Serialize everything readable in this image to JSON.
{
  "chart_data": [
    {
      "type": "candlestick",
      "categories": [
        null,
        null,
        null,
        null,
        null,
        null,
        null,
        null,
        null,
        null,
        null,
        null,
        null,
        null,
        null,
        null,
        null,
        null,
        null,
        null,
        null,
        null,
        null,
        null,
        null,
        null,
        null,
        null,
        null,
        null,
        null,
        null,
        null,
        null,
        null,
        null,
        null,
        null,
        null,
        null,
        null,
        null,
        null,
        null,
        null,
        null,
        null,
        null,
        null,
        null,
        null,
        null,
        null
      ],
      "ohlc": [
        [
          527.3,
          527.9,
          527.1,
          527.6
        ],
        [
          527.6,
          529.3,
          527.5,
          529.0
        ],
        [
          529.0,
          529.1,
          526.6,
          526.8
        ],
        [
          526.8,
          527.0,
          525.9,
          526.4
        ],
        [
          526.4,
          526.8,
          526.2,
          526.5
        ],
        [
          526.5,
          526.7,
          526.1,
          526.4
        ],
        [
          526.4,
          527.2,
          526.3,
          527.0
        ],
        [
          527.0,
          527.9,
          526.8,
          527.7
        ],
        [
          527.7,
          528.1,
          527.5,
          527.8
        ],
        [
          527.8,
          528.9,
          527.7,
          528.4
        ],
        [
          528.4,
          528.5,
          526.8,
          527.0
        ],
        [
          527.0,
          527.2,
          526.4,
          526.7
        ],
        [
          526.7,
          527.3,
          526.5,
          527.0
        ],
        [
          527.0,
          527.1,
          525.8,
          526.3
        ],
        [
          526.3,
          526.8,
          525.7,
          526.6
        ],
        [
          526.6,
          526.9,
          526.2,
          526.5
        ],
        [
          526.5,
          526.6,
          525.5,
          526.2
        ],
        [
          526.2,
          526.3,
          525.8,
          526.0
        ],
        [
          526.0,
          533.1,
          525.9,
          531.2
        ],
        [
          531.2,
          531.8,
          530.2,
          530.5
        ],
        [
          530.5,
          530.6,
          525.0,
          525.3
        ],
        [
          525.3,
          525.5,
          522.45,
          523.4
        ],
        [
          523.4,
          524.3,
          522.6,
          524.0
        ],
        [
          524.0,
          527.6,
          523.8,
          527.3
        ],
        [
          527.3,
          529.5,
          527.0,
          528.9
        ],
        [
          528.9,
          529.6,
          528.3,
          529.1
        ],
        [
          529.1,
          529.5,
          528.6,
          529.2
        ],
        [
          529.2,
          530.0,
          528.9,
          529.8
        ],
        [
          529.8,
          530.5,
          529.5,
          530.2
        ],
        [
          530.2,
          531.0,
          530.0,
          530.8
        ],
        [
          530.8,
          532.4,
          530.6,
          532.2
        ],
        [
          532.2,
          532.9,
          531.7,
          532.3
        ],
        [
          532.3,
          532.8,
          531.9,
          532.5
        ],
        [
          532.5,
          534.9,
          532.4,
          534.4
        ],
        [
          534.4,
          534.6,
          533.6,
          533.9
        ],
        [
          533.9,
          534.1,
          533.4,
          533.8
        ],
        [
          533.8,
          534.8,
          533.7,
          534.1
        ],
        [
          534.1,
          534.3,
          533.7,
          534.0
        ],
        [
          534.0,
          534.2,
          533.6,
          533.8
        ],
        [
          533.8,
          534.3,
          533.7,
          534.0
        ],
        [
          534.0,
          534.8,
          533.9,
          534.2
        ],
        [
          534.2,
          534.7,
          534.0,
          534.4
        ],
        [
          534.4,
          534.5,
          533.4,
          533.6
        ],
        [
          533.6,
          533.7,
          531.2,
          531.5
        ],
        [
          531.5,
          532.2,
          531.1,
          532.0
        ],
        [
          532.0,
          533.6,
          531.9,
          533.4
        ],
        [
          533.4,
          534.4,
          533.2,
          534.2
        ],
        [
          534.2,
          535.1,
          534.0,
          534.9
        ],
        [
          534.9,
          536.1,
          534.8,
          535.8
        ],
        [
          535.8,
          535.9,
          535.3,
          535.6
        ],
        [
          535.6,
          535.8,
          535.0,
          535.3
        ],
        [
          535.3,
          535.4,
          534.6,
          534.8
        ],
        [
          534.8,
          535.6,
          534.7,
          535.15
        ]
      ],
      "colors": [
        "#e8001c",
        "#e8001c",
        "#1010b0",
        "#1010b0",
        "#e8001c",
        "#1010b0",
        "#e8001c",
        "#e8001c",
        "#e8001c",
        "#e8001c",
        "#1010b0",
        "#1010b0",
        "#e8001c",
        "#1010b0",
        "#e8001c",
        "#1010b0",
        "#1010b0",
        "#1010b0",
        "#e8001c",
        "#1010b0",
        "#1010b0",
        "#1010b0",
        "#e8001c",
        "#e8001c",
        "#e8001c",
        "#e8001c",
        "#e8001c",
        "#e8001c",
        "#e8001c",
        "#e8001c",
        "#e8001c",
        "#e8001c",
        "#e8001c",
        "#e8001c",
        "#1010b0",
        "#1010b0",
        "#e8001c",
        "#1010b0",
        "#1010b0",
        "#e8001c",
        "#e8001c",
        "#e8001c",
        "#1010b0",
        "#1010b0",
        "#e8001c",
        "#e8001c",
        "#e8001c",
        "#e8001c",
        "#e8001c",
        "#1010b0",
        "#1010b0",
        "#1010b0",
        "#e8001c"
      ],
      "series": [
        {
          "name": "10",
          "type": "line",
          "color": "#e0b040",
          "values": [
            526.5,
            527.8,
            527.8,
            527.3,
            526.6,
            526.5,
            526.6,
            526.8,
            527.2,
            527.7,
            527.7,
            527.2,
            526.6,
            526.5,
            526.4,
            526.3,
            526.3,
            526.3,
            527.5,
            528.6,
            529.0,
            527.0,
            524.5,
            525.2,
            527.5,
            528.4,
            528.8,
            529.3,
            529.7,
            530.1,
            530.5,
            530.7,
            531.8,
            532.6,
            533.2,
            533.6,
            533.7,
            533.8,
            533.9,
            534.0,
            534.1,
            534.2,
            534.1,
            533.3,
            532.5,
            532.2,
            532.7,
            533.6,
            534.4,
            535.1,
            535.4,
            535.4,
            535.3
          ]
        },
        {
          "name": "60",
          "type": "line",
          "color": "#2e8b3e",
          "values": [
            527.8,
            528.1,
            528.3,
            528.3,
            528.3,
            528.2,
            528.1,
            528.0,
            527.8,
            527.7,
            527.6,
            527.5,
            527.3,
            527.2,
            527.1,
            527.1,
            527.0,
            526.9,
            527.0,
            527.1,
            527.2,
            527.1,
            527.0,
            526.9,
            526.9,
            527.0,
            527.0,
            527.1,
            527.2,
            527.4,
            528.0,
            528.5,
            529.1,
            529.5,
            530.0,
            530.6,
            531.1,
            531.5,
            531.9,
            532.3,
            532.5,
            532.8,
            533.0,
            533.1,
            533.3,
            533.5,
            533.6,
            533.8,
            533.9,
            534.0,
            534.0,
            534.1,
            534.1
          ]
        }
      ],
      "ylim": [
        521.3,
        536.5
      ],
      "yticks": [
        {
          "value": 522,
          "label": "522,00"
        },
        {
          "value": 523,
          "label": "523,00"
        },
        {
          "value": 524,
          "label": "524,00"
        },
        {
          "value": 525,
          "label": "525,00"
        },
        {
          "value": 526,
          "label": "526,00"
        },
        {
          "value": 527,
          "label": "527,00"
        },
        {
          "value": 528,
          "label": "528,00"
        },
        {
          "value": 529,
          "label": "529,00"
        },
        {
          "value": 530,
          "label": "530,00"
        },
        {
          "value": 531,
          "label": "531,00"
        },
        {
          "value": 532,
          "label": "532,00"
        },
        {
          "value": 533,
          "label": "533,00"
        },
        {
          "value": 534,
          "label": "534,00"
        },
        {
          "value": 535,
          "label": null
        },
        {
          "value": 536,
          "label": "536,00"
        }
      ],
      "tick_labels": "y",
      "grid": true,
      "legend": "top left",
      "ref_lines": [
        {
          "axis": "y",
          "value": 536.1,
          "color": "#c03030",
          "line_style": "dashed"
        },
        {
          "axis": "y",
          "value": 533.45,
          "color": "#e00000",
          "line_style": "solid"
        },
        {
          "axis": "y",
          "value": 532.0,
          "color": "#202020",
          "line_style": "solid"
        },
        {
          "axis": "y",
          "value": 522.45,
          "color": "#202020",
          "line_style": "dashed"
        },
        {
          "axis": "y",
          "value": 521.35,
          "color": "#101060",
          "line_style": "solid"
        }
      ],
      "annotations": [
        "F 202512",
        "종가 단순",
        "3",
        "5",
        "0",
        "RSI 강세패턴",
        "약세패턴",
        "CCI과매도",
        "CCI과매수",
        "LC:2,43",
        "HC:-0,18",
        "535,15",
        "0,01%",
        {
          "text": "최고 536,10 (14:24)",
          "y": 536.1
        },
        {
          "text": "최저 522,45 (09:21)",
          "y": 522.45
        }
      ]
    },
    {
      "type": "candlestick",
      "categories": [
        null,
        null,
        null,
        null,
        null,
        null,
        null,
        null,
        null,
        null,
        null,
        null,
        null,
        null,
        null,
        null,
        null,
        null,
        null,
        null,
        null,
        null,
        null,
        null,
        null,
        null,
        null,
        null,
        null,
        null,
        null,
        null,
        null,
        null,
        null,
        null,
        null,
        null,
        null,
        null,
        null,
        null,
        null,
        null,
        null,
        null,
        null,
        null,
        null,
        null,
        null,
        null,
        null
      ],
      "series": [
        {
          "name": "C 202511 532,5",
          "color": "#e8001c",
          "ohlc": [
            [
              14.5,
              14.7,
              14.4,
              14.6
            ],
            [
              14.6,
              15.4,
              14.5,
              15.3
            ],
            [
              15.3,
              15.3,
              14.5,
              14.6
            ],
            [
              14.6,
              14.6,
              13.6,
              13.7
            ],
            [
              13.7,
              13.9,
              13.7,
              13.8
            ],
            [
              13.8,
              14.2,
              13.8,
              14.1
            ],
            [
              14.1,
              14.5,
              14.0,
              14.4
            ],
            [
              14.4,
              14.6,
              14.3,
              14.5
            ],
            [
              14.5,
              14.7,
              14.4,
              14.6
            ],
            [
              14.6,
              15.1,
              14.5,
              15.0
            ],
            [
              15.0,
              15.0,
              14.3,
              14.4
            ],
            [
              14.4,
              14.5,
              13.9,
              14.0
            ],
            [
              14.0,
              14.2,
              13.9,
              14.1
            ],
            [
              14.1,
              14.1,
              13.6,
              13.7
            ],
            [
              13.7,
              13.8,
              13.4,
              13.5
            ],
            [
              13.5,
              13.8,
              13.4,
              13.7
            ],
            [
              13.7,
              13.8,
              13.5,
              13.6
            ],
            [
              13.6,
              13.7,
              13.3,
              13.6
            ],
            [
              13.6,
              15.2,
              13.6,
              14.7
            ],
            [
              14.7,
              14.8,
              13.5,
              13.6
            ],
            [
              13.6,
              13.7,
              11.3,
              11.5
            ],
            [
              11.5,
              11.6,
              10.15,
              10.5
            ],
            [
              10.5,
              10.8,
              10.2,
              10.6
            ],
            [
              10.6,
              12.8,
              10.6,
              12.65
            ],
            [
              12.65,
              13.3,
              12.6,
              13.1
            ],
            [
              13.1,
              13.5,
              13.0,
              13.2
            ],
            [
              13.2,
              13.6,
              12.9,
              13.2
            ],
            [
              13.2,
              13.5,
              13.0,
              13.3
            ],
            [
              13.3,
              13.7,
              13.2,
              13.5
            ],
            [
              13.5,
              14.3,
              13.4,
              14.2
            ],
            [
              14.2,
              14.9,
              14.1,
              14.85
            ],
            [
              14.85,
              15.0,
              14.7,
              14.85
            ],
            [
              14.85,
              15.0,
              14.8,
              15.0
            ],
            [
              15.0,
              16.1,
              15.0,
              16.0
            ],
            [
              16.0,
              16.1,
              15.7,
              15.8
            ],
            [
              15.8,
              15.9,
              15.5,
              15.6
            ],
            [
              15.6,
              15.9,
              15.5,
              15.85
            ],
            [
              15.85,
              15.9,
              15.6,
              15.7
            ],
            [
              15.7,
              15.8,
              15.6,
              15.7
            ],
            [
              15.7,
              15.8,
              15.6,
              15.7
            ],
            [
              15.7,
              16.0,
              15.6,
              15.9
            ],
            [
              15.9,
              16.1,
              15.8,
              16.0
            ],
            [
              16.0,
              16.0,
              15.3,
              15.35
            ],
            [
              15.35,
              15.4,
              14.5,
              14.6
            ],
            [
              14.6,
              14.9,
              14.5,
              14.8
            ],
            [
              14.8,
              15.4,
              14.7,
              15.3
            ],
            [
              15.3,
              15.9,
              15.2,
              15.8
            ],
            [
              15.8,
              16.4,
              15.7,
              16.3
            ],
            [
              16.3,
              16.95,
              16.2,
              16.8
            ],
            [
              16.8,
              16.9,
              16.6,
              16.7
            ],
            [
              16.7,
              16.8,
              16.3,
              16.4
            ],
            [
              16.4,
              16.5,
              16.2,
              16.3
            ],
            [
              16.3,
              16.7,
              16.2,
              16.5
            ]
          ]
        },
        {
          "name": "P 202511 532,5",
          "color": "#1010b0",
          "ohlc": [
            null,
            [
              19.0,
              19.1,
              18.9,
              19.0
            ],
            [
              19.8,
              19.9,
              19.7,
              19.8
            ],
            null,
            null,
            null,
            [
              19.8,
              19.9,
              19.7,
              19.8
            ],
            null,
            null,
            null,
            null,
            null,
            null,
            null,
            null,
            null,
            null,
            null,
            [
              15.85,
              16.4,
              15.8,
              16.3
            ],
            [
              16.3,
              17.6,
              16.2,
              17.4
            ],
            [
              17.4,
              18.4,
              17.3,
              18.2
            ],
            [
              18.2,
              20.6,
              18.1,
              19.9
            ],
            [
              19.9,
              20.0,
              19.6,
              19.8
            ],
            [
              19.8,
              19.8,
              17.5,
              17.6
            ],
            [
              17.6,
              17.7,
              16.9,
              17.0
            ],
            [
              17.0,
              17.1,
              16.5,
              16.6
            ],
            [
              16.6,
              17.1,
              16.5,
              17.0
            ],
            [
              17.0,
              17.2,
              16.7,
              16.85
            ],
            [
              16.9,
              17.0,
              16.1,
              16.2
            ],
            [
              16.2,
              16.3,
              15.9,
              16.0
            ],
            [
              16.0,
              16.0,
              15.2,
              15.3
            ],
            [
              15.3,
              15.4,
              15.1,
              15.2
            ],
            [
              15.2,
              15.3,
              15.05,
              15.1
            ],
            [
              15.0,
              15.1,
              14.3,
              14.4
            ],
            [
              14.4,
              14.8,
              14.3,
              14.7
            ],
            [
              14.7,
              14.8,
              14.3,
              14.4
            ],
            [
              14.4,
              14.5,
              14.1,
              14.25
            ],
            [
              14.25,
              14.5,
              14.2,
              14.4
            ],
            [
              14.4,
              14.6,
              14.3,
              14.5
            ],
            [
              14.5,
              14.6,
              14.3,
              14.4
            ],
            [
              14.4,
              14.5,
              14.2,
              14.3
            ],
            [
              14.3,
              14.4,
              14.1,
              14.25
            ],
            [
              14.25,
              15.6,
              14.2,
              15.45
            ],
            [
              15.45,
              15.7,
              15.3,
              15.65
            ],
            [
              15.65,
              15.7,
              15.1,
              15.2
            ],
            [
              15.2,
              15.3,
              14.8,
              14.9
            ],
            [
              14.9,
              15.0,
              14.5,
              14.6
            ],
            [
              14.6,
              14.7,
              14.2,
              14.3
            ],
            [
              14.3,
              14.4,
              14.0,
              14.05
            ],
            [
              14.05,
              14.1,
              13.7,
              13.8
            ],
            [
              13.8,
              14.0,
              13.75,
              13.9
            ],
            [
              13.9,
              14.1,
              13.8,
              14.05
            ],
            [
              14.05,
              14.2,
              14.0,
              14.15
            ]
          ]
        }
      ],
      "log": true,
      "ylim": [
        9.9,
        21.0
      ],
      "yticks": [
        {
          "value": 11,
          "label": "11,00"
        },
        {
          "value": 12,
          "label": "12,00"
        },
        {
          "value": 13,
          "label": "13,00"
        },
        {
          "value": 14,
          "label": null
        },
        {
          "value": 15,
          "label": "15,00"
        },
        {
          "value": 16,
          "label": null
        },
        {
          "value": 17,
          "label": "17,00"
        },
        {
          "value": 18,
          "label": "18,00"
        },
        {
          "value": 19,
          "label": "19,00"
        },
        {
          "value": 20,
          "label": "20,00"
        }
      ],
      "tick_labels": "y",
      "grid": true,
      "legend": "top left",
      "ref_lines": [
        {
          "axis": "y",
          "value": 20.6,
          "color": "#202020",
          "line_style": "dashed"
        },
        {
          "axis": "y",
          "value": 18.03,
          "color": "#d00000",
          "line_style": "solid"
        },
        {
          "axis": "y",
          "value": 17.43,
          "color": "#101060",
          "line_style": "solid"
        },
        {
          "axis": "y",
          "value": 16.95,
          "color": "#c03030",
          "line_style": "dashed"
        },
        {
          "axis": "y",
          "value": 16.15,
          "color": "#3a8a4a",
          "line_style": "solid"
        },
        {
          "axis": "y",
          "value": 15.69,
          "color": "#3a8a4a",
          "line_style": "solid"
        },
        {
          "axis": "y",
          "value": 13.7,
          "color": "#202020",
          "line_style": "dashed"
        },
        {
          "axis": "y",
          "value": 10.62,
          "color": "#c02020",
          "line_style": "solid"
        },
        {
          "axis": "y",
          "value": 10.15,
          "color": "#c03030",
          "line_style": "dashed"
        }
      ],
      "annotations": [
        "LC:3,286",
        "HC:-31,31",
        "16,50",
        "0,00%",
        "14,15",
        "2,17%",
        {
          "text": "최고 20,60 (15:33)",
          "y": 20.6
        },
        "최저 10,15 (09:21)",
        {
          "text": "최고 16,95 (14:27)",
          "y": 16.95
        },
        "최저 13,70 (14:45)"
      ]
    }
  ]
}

::::::

> [EXERCISE DETAILS]
Pull out the lines above in which the word "text" appears.

> [REPLY]
          "text": "최고 536,10 (14:24)",
          "text": "최저 522,45 (09:21)",
          "text": "최고 20,60 (15:33)",
          "text": "최고 16,95 (14:27)",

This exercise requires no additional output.